YOUR INSTRUCTIONS:
Extract the lines that carry the string "JSON" from the listing.

▬▬▬▬▬▬

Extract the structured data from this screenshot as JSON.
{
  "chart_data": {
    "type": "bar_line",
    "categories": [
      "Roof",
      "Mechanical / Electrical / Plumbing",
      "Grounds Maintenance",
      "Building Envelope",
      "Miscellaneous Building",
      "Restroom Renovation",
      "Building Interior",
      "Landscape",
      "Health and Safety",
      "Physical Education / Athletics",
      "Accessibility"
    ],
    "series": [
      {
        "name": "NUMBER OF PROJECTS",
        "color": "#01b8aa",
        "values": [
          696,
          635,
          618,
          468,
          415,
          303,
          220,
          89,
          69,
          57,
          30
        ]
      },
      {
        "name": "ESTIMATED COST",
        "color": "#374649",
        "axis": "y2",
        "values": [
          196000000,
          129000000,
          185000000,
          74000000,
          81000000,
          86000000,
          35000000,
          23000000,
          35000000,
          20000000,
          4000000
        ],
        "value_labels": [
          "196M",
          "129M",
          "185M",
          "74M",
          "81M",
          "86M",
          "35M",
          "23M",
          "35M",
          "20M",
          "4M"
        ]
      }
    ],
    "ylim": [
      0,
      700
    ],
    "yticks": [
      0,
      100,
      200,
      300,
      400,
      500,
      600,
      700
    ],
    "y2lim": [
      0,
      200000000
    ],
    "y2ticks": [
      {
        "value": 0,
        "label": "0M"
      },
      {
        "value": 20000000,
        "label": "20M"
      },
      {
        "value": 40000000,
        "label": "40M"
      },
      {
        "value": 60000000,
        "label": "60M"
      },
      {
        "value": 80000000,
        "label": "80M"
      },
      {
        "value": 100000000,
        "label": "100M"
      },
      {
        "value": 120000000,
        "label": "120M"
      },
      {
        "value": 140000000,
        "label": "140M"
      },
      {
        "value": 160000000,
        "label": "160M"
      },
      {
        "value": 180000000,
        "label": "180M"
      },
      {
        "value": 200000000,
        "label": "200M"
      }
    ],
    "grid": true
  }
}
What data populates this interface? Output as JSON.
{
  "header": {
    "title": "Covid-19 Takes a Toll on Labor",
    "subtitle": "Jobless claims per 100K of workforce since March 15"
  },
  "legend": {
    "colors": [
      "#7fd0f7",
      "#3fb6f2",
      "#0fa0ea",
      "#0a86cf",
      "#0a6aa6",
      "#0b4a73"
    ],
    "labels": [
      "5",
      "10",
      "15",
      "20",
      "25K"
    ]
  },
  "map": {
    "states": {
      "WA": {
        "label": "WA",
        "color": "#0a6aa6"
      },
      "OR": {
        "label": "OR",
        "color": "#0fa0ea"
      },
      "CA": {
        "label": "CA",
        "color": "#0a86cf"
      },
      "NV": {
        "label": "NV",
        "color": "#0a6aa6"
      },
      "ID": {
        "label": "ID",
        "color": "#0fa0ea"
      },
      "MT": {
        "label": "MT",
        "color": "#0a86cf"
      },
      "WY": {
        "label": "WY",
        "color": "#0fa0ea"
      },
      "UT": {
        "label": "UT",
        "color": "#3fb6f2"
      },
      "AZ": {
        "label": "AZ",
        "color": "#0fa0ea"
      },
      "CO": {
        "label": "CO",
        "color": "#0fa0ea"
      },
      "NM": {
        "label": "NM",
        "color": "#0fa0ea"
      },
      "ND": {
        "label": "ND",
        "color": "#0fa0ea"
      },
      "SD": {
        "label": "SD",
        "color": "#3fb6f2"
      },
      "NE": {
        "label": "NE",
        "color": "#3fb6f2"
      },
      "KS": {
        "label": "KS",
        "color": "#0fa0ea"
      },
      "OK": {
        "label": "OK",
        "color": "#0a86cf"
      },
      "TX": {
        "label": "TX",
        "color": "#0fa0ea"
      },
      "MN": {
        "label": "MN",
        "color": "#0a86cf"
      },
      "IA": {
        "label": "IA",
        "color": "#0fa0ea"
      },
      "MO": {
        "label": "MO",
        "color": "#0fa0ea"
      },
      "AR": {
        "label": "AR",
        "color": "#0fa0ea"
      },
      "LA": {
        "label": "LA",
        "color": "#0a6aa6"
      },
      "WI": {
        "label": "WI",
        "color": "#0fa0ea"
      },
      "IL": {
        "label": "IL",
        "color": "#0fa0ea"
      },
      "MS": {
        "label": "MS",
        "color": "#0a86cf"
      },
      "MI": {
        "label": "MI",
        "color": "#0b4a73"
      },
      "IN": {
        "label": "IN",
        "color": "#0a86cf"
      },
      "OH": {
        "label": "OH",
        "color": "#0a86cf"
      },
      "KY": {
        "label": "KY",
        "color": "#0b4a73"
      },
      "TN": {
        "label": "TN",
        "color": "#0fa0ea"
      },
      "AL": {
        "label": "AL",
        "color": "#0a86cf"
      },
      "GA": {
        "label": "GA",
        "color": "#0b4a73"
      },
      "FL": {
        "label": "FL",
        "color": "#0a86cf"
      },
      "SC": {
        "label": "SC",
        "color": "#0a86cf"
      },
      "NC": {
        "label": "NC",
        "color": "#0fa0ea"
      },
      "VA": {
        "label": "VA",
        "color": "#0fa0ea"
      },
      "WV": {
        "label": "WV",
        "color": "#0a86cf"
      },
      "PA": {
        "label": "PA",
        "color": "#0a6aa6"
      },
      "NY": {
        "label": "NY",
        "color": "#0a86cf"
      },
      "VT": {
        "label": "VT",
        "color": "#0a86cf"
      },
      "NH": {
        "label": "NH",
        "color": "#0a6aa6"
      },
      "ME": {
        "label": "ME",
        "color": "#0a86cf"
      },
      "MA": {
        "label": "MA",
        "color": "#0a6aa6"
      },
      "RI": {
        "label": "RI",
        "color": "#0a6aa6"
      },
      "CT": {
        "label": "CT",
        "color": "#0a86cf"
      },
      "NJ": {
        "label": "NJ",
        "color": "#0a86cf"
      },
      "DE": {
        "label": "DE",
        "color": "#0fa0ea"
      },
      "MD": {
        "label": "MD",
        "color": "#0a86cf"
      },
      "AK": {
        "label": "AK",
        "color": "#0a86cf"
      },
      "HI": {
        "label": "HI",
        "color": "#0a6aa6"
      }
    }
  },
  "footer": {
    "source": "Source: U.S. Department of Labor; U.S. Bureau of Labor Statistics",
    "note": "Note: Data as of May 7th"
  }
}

▬▬▬▬▬▬

RESPONSE TO THIS EXERCISE:
Extract the structured data from this screenshot as JSON.
What data populates this interface? Output as JSON.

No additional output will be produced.